#### Records provided ####

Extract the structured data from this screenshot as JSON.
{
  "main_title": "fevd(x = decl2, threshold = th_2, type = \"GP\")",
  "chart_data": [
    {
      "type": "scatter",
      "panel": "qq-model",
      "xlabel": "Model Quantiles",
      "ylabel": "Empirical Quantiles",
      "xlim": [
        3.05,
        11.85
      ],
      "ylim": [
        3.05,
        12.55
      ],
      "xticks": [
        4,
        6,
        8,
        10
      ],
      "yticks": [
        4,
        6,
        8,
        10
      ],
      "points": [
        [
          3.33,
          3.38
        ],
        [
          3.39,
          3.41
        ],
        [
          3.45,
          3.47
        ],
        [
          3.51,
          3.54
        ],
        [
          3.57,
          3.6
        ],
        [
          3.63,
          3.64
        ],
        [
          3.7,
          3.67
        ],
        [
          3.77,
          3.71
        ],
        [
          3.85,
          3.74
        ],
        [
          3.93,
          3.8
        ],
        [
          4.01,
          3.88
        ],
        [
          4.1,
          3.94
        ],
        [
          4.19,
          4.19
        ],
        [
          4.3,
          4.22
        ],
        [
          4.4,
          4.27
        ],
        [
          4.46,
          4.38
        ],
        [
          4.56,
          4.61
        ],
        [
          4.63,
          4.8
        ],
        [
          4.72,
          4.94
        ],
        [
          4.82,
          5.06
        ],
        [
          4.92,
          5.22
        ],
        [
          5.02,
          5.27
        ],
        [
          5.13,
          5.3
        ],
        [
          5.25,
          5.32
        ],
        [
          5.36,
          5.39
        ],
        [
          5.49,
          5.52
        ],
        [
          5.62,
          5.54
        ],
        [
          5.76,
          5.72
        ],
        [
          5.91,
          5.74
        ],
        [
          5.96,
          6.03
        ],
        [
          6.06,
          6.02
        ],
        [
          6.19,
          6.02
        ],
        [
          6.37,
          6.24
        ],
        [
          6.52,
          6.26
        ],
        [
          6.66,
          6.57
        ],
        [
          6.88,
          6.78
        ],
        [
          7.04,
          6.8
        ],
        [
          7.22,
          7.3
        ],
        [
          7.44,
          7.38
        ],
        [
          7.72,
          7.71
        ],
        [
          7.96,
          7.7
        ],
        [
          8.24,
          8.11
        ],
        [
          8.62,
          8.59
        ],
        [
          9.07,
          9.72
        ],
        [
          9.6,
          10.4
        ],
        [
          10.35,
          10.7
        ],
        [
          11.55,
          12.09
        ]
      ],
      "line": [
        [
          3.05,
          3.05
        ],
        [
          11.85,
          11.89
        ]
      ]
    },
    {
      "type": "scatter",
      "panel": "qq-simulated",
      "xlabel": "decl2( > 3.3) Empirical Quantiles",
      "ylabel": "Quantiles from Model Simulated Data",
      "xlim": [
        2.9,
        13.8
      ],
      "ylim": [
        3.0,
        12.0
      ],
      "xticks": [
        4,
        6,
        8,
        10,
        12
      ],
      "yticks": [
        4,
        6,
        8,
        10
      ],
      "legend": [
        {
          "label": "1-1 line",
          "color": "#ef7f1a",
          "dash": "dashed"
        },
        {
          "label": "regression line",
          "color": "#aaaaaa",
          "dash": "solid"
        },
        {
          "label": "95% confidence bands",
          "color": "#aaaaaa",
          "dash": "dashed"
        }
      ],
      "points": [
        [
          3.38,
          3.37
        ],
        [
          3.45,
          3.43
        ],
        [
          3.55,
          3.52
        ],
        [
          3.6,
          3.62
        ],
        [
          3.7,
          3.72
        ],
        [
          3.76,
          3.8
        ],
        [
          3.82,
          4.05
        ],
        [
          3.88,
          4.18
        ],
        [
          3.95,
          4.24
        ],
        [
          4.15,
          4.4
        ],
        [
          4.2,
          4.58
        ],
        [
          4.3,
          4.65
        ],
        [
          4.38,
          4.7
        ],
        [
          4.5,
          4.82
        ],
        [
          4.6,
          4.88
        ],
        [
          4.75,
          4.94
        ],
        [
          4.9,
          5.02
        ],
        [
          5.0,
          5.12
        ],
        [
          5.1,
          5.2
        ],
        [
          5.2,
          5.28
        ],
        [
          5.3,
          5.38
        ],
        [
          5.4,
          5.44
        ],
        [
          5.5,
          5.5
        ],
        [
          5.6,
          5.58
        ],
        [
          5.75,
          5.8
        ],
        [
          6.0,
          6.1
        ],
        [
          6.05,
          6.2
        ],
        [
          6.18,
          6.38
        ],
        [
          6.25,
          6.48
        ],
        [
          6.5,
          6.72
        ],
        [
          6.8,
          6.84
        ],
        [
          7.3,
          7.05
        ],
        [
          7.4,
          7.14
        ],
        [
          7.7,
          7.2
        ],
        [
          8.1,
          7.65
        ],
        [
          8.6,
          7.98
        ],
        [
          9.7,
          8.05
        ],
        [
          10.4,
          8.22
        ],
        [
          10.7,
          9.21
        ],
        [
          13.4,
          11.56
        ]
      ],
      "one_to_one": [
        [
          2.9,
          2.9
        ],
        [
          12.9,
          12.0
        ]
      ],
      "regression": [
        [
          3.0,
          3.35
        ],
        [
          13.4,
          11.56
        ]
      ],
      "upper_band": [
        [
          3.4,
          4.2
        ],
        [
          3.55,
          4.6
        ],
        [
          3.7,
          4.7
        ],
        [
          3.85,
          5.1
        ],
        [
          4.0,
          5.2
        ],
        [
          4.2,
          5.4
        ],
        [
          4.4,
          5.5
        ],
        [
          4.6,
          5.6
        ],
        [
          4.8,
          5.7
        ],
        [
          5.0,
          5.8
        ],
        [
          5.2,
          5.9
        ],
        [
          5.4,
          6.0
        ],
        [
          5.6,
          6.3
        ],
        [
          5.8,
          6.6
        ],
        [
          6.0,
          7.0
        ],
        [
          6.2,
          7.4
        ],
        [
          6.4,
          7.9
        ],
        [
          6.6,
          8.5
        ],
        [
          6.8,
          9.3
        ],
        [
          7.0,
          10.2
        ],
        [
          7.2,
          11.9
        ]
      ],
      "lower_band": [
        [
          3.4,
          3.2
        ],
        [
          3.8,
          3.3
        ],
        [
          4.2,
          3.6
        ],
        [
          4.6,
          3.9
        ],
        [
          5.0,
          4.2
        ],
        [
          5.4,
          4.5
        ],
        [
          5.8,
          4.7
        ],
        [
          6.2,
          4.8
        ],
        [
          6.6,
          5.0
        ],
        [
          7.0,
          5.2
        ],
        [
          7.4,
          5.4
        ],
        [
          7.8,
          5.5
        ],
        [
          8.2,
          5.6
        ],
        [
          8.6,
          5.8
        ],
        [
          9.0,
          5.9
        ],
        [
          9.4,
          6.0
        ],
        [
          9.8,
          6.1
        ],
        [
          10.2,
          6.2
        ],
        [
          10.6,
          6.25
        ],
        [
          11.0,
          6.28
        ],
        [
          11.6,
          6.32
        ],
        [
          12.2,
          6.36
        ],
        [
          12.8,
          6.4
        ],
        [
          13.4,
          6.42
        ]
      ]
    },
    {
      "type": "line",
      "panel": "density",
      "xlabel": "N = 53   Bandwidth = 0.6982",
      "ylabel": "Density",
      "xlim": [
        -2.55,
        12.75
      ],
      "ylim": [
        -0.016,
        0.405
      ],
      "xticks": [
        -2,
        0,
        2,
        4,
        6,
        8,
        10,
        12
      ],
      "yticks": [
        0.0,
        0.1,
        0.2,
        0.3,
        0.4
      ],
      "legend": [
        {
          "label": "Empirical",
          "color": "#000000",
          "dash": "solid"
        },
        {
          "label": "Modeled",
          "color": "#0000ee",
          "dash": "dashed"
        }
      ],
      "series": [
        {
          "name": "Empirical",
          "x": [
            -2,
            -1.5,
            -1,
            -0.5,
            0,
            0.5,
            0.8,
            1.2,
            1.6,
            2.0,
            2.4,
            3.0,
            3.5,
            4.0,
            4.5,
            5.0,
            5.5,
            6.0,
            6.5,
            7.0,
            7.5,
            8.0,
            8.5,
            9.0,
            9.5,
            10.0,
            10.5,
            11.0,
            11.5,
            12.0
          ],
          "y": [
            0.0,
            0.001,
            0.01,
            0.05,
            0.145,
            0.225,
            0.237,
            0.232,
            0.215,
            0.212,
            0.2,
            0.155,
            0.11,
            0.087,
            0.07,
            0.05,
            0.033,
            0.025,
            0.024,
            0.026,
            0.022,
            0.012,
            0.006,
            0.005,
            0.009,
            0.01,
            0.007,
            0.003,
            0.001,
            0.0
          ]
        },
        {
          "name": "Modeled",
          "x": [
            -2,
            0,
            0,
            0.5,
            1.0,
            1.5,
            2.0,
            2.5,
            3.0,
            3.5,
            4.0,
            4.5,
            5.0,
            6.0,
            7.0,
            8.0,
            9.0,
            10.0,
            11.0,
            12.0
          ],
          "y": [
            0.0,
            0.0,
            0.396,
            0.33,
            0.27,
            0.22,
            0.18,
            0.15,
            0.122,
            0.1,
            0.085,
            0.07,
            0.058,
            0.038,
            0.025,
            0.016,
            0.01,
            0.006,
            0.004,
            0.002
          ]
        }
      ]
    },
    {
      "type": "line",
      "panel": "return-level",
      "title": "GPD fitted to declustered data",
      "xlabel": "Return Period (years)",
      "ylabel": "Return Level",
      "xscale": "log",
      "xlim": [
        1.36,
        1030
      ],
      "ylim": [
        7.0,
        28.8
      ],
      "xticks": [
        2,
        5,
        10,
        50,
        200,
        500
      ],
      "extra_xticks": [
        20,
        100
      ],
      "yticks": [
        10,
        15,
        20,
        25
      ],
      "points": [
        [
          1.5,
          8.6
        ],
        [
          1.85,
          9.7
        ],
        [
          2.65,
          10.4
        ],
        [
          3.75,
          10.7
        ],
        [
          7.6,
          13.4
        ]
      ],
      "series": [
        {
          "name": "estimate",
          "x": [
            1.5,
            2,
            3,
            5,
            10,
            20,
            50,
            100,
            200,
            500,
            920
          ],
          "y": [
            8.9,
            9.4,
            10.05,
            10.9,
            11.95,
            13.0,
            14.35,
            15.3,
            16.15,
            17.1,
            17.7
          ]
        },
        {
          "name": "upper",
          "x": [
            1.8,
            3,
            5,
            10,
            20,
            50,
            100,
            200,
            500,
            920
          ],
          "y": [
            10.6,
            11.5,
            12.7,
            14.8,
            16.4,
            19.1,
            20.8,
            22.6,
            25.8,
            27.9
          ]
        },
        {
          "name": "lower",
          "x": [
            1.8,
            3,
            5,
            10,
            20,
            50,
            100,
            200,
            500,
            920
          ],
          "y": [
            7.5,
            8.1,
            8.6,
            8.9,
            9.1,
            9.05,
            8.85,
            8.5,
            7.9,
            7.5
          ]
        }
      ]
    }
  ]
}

####

- [What to produce]
Your answer should be a single number: the count of lines that contain "name".

- [Response]
5